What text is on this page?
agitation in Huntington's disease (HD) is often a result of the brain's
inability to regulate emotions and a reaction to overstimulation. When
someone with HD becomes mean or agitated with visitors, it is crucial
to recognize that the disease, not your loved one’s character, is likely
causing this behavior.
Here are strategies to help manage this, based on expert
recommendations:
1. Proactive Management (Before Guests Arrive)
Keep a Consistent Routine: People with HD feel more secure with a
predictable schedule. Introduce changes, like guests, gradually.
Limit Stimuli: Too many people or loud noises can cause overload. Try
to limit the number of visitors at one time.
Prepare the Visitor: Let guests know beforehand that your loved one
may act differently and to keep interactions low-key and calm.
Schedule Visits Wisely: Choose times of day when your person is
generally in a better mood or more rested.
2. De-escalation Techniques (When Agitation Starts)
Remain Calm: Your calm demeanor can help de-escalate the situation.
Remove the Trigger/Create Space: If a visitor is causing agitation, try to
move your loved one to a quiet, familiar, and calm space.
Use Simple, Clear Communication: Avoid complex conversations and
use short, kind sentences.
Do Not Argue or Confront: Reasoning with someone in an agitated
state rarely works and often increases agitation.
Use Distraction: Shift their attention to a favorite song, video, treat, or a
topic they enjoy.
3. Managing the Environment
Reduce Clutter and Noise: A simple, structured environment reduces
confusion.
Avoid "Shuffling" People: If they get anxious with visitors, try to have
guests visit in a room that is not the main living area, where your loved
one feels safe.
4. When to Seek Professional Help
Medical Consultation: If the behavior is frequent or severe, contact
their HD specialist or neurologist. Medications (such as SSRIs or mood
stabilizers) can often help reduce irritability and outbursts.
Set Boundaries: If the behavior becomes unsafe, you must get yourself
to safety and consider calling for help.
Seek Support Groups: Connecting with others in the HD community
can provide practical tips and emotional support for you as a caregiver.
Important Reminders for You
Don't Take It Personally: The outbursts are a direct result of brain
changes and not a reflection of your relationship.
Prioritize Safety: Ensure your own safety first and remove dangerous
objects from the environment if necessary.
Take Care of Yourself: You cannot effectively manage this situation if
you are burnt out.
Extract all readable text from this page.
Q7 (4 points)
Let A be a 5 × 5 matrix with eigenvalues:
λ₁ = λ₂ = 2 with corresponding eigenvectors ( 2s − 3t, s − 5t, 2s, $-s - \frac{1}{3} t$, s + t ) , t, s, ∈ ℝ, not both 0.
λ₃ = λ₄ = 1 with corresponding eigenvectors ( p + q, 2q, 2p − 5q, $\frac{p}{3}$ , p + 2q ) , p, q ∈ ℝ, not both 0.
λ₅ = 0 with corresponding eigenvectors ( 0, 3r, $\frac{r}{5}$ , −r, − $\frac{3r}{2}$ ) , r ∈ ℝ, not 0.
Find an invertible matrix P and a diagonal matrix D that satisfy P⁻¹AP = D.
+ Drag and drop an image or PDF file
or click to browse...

» WHAT YOU ARE ASKED TO DO:
Your task is to quote all of the data word for word.

» ANSWER TO THE PROBLEM:
What text is on this page?
agitation in Huntington's disease (HD) is often a result of the brain's
inability to regulate emotions and a reaction to overstimulation. When
someone with HD becomes mean or agitated with visitors, it is crucial
to recognize that the disease, not your loved one’s character, is likely
causing this behavior.
Here are strategies to help manage this, based on expert
recommendations:
1. Proactive Management (Before Guests Arrive)
Keep a Consistent Routine: People with HD feel more secure with a
predictable schedule. Introduce changes, like guests, gradually.
Limit Stimuli: Too many people or loud noises can cause overload. Try
to limit the number of visitors at one time.
Prepare the Visitor: Let guests know beforehand that your loved one
may act differently and to keep interactions low-key and calm.
Schedule Visits Wisely: Choose times of day when your person is
generally in a better mood or more rested.
2. De-escalation Techniques (When Agitation Starts)
Remain Calm: Your calm demeanor can help de-escalate the situation.
Remove the Trigger/Create Space: If a visitor is causing agitation, try to
move your loved one to a quiet, familiar, and calm space.
Use Simple, Clear Communication: Avoid complex conversations and
use short, kind sentences.
Do Not Argue or Confront: Reasoning with someone in an agitated
state rarely works and often increases agitation.
Use Distraction: Shift their attention to a favorite song, video, treat, or a
topic they enjoy.
3. Managing the Environment
Reduce Clutter and Noise: A simple, structured environment reduces
confusion.
Avoid "Shuffling" People: If they get anxious with visitors, try to have
guests visit in a room that is not the main living area, where your loved
one feels safe.
4. When to Seek Professional Help
Medical Consultation: If the behavior is frequent or severe, contact
their HD specialist or neurologist. Medications (such as SSRIs or mood
stabilizers) can often help reduce irritability and outbursts.
Set Boundaries: If the behavior becomes unsafe, you must get yourself
to safety and consider calling for help.
Seek Support Groups: Connecting with others in the HD community
can provide practical tips and emotional support for you as a caregiver.
Important Reminders for You
Don't Take It Personally: The outbursts are a direct result of brain
changes and not a reflection of your relationship.
Prioritize Safety: Ensure your own safety first and remove dangerous
objects from the environment if necessary.
Take Care of Yourself: You cannot effectively manage this situation if
you are burnt out.
Extract all readable text from this page.
Q7 (4 points)
Let A be a 5 × 5 matrix with eigenvalues:
λ₁ = λ₂ = 2 with corresponding eigenvectors ( 2s − 3t, s − 5t, 2s, $-s - \frac{1}{3} t$, s + t ) , t, s, ∈ ℝ, not both 0.
λ₃ = λ₄ = 1 with corresponding eigenvectors ( p + q, 2q, 2p − 5q, $\frac{p}{3}$ , p + 2q ) , p, q ∈ ℝ, not both 0.
λ₅ = 0 with corresponding eigenvectors ( 0, 3r, $\frac{r}{5}$ , −r, − $\frac{3r}{2}$ ) , r ∈ ℝ, not 0.
Find an invertible matrix P and a diagonal matrix D that satisfy P⁻¹AP = D.
+ Drag and drop an image or PDF file
or click to browse...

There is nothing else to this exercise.